Pull every line holding the string "changing" from the records below.

START The data

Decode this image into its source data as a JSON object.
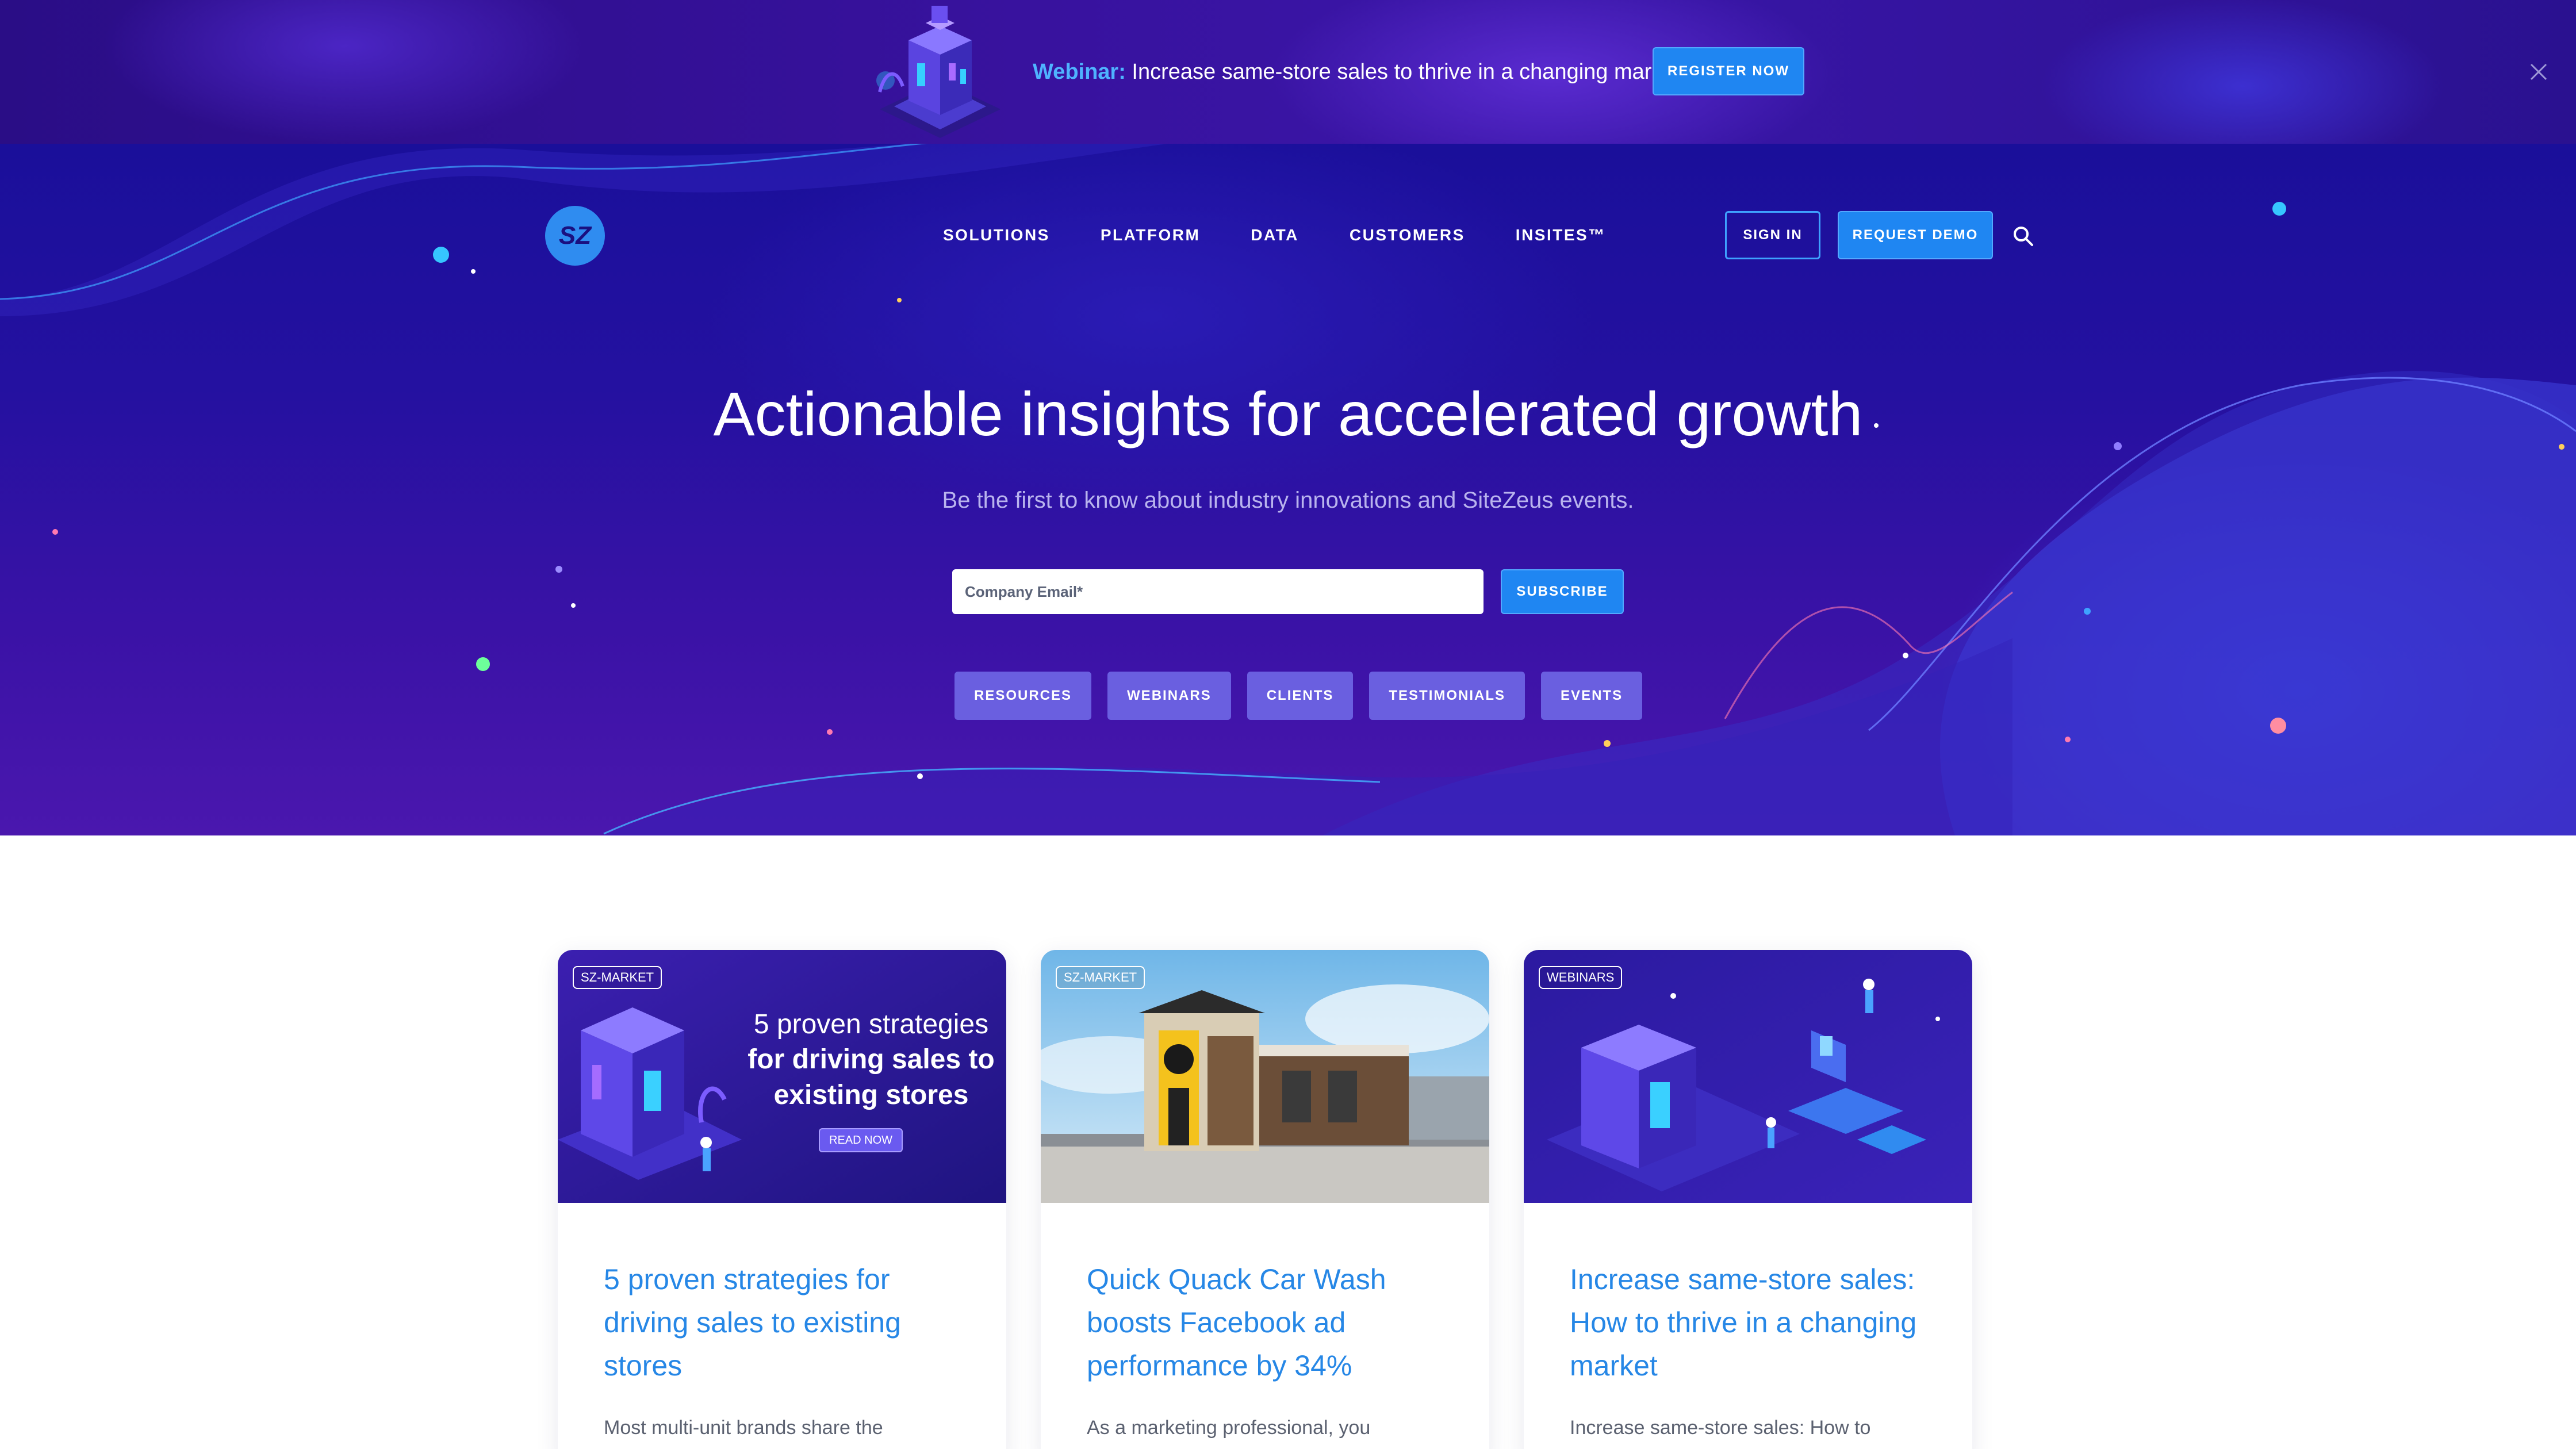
{
  "announcement": {
    "lead": "Webinar:",
    "text": " Increase same-store sales to thrive in a changing market",
    "button": "REGISTER NOW",
    "close_icon": "close-icon"
  },
  "header": {
    "logo_text": "SZ",
    "nav": [
      "SOLUTIONS",
      "PLATFORM",
      "DATA",
      "CUSTOMERS",
      "INSITES™"
    ],
    "sign_in": "SIGN IN",
    "request_demo": "REQUEST DEMO",
    "search_icon": "search-icon"
  },
  "hero": {
    "title": "Actionable insights for accelerated growth",
    "subtitle": "Be the first to know about industry innovations and SiteZeus events.",
    "email_placeholder": "Company Email*",
    "subscribe": "SUBSCRIBE",
    "filters": [
      "RESOURCES",
      "WEBINARS",
      "CLIENTS",
      "TESTIMONIALS",
      "EVENTS"
    ]
  },
  "cards": [
    {
      "tag": "SZ-MARKET",
      "image_line1": "5 proven strategies",
      "image_line2": "for driving sales to",
      "image_line3": "existing stores",
      "image_button": "READ NOW",
      "title": "5 proven strategies for driving sales to existing stores",
      "excerpt": "Most multi-unit brands share the"
    },
    {
      "tag": "SZ-MARKET",
      "title": "Quick Quack Car Wash boosts Facebook ad performance by 34%",
      "excerpt": "As a marketing professional, you"
    },
    {
      "tag": "WEBINARS",
      "title": "Increase same-store sales: How to thrive in a changing market",
      "excerpt": "Increase same-store sales: How to"
    }
  ],
  "colors": {
    "accent_blue": "#1f86f2",
    "link_blue": "#2687e6",
    "hero_purple": "#2411a0",
    "pill_purple": "#6a5fe0"
  }
}
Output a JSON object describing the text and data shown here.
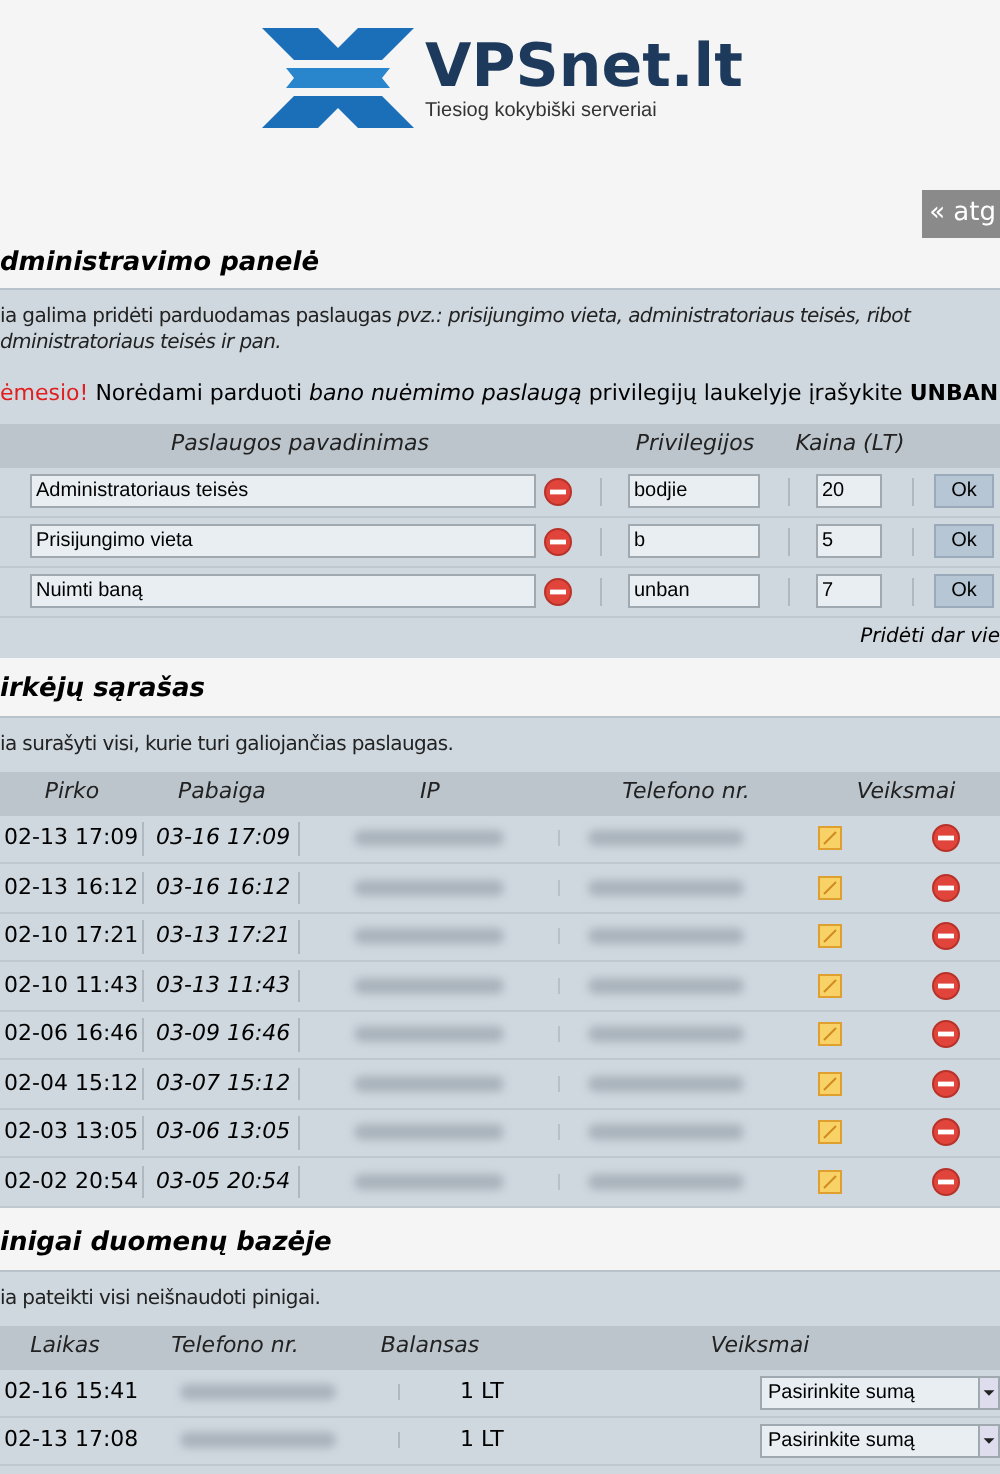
{
  "logo": {
    "name": "VPSnet.lt",
    "tagline": "Tiesiog kokybiški serveriai"
  },
  "back_button": "« atg",
  "admin": {
    "title": "dministravimo panelė",
    "intro": "ia galima pridėti parduodamas paslaugas *pvz.: prisijungimo vieta, administratoriaus teisės, ribot*\n*dministratoriaus teisės ir pan.*",
    "warning_label": "ėmesio!",
    "warning": "Norėdami parduoti *bano nuėmimo paslaugą* privilegijų laukelyje įrašykite **UNBAN**",
    "columns": [
      "Paslaugos pavadinimas",
      "Privilegijos",
      "Kaina (LT)"
    ],
    "rows": [
      {
        "name": "Administratoriaus teisės",
        "privileges": "bodjie",
        "price": "20",
        "button": "Ok"
      },
      {
        "name": "Prisijungimo vieta",
        "privileges": "b",
        "price": "5",
        "button": "Ok"
      },
      {
        "name": "Nuimti baną",
        "privileges": "unban",
        "price": "7",
        "button": "Ok"
      }
    ],
    "add_link": "Pridėti dar vie"
  },
  "buyers": {
    "title": "irkėjų sąrašas",
    "intro": "ia surašyti visi, kurie turi galiojančias paslaugas.",
    "columns": [
      "Pirko",
      "Pabaiga",
      "IP",
      "Telefono nr.",
      "Veiksmai"
    ],
    "rows": [
      {
        "bought": "02-13 17:09",
        "ends": "03-16 17:09"
      },
      {
        "bought": "02-13 16:12",
        "ends": "03-16 16:12"
      },
      {
        "bought": "02-10 17:21",
        "ends": "03-13 17:21"
      },
      {
        "bought": "02-10 11:43",
        "ends": "03-13 11:43"
      },
      {
        "bought": "02-06 16:46",
        "ends": "03-09 16:46"
      },
      {
        "bought": "02-04 15:12",
        "ends": "03-07 15:12"
      },
      {
        "bought": "02-03 13:05",
        "ends": "03-06 13:05"
      },
      {
        "bought": "02-02 20:54",
        "ends": "03-05 20:54"
      }
    ]
  },
  "money": {
    "title": "inigai duomenų bazėje",
    "intro": "ia pateikti visi neišnaudoti pinigai.",
    "columns": [
      "Laikas",
      "Telefono nr.",
      "Balansas",
      "Veiksmai"
    ],
    "rows": [
      {
        "time": "02-16 15:41",
        "balance": "1 LT",
        "select": "Pasirinkite sumą"
      },
      {
        "time": "02-13 17:08",
        "balance": "1 LT",
        "select": "Pasirinkite sumą"
      }
    ]
  }
}
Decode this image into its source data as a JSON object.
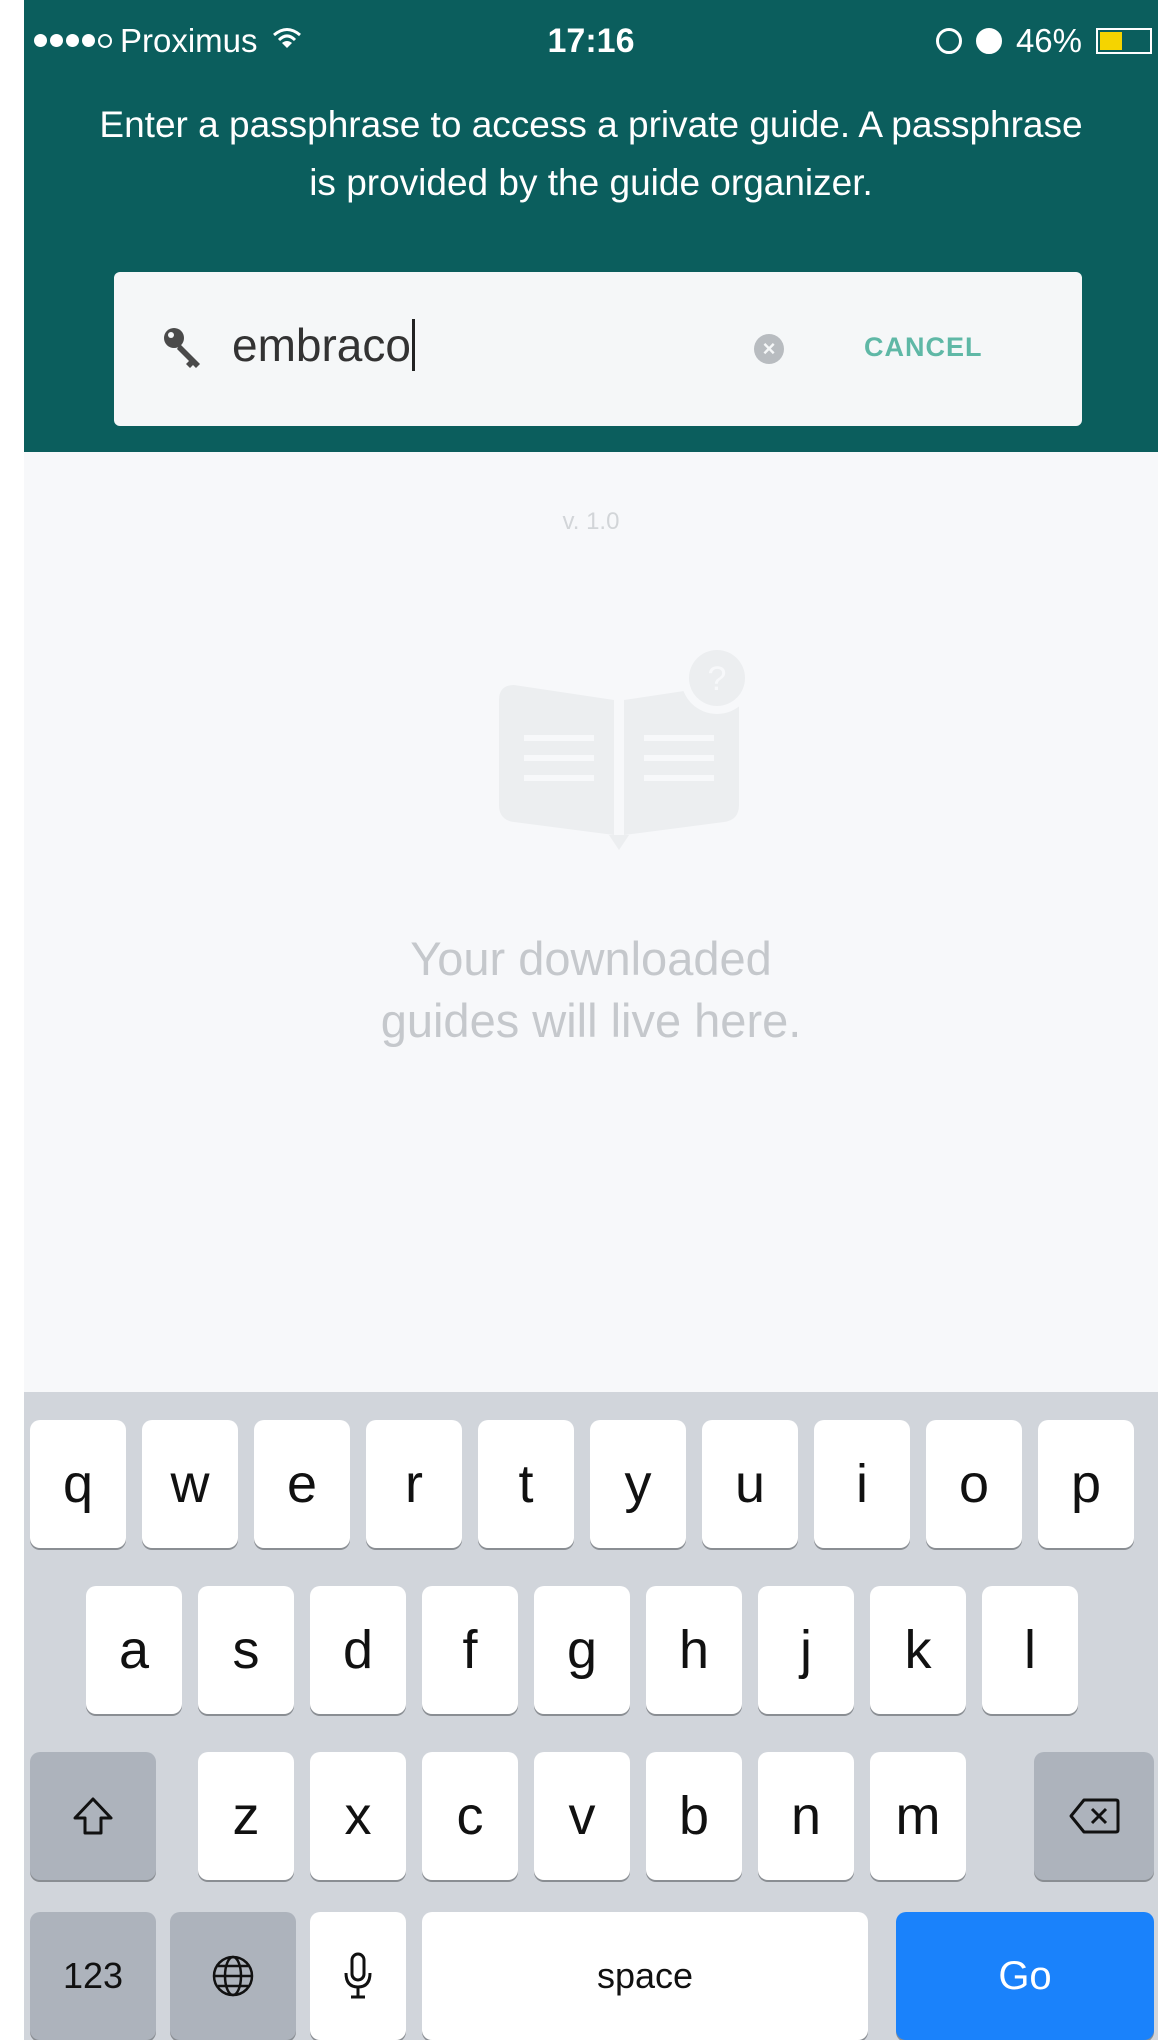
{
  "status_bar": {
    "carrier": "Proximus",
    "time": "17:16",
    "battery": "46%",
    "battery_level": 0.46
  },
  "header": {
    "description": "Enter a passphrase to access a private guide. A passphrase is provided by the guide organizer.",
    "search": {
      "value": "embraco",
      "cancel_label": "CANCEL"
    }
  },
  "main": {
    "version": "v. 1.0",
    "empty_message_line1": "Your downloaded",
    "empty_message_line2": "guides will live here."
  },
  "keyboard": {
    "row1": [
      "q",
      "w",
      "e",
      "r",
      "t",
      "y",
      "u",
      "i",
      "o",
      "p"
    ],
    "row2": [
      "a",
      "s",
      "d",
      "f",
      "g",
      "h",
      "j",
      "k",
      "l"
    ],
    "row3": [
      "z",
      "x",
      "c",
      "v",
      "b",
      "n",
      "m"
    ],
    "numbers_label": "123",
    "space_label": "space",
    "go_label": "Go"
  },
  "colors": {
    "header_bg": "#0b5e5d",
    "accent": "#5fb8a6",
    "go_key": "#1a82fb",
    "battery": "#f5d400"
  }
}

END The data

| Result of the task |
    "text": " Increase same-store sales to thrive in a changing market",
      "title": "Increase same-store sales: How to thrive in a changing market",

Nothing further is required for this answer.